-- EXERCISE BRIEF --
The answer should be a single number: how many lines of the entries below hold the word "color".

-- LISTED ENTRIES --
** START **

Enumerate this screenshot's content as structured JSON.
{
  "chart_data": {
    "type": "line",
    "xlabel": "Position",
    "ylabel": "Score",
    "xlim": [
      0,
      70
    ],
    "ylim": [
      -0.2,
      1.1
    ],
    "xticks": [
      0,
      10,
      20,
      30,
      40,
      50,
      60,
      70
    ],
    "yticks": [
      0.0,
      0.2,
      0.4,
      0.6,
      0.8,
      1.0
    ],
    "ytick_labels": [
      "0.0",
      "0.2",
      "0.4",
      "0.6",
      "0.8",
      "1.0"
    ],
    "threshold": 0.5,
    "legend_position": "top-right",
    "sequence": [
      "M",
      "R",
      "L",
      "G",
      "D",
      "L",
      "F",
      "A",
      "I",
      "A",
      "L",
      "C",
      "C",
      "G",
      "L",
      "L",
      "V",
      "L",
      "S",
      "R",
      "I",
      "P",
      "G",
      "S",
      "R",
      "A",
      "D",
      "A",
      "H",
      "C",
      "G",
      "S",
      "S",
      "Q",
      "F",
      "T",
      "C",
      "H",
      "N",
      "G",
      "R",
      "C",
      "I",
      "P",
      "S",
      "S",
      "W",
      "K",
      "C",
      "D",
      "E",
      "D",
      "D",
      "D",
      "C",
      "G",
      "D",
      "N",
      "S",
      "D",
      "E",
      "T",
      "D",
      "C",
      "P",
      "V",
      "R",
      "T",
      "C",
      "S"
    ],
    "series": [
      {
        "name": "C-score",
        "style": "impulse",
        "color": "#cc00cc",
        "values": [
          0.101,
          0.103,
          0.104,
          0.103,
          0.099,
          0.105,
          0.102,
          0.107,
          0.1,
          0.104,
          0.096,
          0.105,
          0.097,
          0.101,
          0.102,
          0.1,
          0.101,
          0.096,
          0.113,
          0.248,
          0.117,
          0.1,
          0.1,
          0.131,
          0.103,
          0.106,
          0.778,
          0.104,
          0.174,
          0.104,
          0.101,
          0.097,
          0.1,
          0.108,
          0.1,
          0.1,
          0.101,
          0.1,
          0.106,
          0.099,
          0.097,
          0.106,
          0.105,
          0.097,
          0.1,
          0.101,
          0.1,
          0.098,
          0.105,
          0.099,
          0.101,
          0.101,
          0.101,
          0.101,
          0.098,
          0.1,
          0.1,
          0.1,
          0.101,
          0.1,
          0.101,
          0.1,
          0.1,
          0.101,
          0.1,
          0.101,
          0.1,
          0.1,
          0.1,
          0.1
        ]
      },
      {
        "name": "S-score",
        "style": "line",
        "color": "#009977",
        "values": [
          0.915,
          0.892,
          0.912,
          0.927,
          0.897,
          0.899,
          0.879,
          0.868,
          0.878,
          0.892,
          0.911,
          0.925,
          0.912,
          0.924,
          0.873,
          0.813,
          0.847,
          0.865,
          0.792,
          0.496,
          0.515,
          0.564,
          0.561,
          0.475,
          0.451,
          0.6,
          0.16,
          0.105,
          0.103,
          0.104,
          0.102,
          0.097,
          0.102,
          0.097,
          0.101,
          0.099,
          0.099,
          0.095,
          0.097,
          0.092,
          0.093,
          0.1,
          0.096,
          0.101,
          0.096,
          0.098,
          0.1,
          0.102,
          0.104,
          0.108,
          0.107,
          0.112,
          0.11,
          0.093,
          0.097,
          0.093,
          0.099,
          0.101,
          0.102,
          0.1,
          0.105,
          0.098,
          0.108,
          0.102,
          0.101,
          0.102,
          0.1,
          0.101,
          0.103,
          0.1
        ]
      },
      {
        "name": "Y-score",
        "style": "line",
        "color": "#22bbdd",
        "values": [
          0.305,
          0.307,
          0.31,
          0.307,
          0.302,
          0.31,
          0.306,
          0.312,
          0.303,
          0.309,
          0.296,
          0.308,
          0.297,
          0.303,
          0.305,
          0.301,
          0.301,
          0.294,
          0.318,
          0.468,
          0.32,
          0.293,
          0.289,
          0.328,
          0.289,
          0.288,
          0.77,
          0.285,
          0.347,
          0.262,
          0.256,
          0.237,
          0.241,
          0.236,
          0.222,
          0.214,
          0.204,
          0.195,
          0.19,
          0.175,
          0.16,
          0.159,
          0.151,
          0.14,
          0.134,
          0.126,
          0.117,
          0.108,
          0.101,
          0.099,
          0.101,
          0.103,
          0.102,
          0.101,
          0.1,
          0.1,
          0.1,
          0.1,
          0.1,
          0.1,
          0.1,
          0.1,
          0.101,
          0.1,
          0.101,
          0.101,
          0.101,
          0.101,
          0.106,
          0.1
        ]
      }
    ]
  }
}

** END **

-- OUTPUT --
3